→ **Stated goal a**
Turn the stretch of records from the start through the line containing "x-tick-label: 16:00: [496, 644, 535, 660]" into a numbered list, omitting blank lines.

→ **Page**
══════════════════════════════

Percival Everett, James (2024). This novel retells the story of Huckleberry Finn from the standpoint of the enslaved Jim (here, called “James”). Although it may be heresy to admit this, I enjoyed James more than Mark Twain’s original, which I reread at the same time!

Bernard Malamud, The Fixer (1967). This novel, which won both the National Book Award and the Pulitzer Prize in 1967, is based on the true story of a poor Jew in Tsarist Russia who is accused of the ritual murder of a Russian boy. Difficult to read but impossible to put down.

Gary Shteyngart, Vera, or Faith (2025)This dystopian tale follows a precocious 10 year old girl  (Vera) in near-future America. The story, told from Vera’s perspective, follows her attempts to connect with her Korean-American birth mother and to hold together her (very!) blended family as it struggles with rising authoritarianism. Somber yet hilarious!

Wallace Stegner, The Angle of Repose (1971). This Pulitzer Prize–winning novel weaves together the story of a retired historian confined to a wheelchair and the 19th-century frontier lives of his grandparents, whose letters and papers he is studying.

══════════════════════════════

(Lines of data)
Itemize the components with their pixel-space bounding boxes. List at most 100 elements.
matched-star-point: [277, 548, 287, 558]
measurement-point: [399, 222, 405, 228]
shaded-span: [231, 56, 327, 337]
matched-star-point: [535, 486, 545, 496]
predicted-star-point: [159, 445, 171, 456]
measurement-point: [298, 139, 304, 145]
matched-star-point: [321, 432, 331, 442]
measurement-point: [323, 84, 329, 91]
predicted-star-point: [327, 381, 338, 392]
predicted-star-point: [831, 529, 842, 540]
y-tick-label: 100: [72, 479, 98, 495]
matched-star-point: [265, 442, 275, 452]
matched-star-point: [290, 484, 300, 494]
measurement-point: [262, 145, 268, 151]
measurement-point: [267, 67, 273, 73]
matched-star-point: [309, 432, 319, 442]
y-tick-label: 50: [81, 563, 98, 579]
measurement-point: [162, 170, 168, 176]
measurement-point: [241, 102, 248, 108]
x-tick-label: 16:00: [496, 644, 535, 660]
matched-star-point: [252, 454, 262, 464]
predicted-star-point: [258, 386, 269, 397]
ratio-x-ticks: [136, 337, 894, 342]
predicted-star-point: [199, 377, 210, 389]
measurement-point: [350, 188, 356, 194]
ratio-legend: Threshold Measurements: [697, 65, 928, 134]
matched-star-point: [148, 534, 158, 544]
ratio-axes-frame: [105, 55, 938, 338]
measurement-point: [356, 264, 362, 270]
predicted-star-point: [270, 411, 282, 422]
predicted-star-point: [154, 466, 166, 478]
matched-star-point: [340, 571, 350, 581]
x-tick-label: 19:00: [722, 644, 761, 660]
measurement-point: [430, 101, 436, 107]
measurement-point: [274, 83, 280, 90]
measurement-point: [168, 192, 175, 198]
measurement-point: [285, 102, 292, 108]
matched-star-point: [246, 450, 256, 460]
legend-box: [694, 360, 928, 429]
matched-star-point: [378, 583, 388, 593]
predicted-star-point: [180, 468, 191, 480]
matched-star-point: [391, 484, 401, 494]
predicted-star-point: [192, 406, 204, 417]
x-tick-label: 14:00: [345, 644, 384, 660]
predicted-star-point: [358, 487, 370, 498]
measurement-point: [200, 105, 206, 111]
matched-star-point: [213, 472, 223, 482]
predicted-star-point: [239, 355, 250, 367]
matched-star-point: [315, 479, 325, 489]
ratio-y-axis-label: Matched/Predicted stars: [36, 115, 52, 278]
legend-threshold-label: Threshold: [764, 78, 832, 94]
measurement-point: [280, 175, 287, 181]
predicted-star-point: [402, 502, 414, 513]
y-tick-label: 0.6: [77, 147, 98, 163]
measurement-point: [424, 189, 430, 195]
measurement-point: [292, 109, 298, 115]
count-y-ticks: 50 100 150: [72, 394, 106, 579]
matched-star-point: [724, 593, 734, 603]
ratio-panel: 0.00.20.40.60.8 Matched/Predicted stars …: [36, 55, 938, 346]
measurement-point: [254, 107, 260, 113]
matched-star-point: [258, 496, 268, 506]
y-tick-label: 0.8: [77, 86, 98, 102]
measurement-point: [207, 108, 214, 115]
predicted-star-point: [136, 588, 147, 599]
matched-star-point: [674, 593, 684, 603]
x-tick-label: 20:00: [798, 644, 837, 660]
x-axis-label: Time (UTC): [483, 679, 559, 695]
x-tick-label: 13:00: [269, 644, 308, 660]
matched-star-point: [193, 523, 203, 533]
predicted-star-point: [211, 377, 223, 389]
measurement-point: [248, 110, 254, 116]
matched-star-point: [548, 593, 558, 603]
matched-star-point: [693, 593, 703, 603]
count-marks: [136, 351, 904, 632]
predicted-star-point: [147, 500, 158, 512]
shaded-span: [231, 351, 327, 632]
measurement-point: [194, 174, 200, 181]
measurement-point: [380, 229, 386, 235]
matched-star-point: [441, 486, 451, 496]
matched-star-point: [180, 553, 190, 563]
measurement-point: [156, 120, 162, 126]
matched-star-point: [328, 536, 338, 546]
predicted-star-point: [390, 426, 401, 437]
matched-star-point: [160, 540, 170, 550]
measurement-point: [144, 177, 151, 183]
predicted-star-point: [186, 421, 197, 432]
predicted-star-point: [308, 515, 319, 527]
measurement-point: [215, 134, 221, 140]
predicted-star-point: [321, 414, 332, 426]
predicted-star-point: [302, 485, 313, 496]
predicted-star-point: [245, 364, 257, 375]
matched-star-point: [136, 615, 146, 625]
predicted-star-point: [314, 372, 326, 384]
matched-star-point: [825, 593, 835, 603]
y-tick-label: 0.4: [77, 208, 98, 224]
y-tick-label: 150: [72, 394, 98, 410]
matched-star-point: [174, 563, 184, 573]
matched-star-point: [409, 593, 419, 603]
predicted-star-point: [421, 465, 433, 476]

══════════════════════════════

→ **Stated goal b**
Check each statement against the book notes and answer yes or no, quoting the words that decide it: (i) The Fixer won both the National Book Award and the Pulitzer Prize in 1967. (ii) Vera, or Faith is told from the perspective of Vera's birth mother. (iii) The retired historian in The Angle of Repose is studying his parents' letters and papers.

→ **Exercise solution a**
1. Itemize the components with their pixel-space bounding boxes. List at most 100 elements.
2. matched-star-point: [277, 548, 287, 558]
3. measurement-point: [399, 222, 405, 228]
4. shaded-span: [231, 56, 327, 337]
5. matched-star-point: [535, 486, 545, 496]
6. predicted-star-point: [159, 445, 171, 456]
7. measurement-point: [298, 139, 304, 145]
8. matched-star-point: [321, 432, 331, 442]
9. measurement-point: [323, 84, 329, 91]
10. predicted-star-point: [327, 381, 338, 392]
11. predicted-star-point: [831, 529, 842, 540]
12. y-tick-label: 100: [72, 479, 98, 495]
13. matched-star-point: [265, 442, 275, 452]
14. matched-star-point: [290, 484, 300, 494]
15. measurement-point: [262, 145, 268, 151]
16. measurement-point: [267, 67, 273, 73]
17. matched-star-point: [309, 432, 319, 442]
18. y-tick-label: 50: [81, 563, 98, 579]
19. measurement-point: [162, 170, 168, 176]
20. measurement-point: [241, 102, 248, 108]
21. x-tick-label: 16:00: [496, 644, 535, 660]

→ **Exercise solution b**
(i) Yes: "won both the National Book Award and the Pulitzer Prize in 1967"
(ii) No: "The story, told from Vera’s perspective"
(iii) No: "the 19th-century frontier lives of his grandparents, whose letters and papers he is studying"